### AIM OF THE EXERCISE
In the records below, find each line with the word "xlabel" and copy it.

### ENTRIES SUPPLIED
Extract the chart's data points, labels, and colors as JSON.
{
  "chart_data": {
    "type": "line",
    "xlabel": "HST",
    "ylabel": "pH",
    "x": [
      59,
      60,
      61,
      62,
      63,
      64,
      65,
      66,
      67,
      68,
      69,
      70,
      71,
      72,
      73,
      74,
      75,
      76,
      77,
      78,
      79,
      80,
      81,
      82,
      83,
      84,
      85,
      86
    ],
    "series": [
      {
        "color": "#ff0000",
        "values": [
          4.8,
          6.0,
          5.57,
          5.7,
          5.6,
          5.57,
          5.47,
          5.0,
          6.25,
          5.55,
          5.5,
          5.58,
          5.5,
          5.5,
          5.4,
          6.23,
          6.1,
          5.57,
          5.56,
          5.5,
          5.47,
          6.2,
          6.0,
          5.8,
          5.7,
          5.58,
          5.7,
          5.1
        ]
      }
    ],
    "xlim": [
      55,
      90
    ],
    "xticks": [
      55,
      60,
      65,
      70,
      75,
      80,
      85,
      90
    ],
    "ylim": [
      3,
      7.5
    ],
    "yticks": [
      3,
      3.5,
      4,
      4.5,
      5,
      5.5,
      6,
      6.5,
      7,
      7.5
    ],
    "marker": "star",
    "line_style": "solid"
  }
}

--

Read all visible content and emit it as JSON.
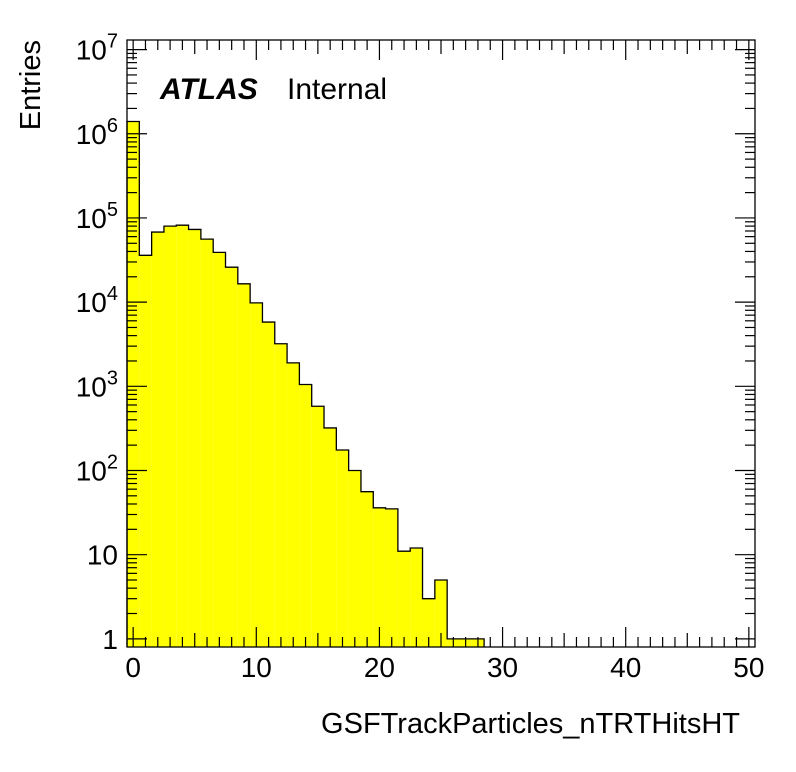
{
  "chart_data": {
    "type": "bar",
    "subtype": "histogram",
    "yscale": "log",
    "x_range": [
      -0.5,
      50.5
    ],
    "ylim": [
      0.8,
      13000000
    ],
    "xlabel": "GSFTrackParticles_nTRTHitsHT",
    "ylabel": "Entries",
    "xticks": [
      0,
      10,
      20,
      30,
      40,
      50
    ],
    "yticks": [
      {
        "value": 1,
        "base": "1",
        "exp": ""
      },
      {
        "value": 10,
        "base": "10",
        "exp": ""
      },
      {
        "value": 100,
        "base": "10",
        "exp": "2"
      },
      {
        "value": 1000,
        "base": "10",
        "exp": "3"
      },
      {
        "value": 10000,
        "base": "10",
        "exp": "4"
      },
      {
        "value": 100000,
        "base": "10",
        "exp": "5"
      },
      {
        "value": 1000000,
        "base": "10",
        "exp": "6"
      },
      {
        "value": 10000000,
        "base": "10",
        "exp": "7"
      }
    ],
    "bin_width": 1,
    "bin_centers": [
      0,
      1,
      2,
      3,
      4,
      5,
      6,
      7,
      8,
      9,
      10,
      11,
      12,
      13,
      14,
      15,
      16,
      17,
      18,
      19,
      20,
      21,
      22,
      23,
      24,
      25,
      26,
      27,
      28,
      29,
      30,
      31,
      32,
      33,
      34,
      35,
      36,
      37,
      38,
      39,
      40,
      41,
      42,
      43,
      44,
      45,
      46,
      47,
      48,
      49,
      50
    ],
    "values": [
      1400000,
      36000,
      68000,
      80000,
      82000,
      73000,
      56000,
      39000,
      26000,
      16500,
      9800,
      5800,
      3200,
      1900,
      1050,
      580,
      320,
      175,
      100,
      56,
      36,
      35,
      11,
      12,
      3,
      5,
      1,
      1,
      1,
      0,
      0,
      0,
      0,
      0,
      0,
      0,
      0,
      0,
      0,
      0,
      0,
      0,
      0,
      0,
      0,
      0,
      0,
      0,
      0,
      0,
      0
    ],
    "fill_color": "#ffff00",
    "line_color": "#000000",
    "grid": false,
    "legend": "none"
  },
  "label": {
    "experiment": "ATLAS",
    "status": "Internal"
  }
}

### RIGHT ANSWER
    "xlabel": "HST",
    "xlabel": "GSFTrackParticles_nTRTHitsHT",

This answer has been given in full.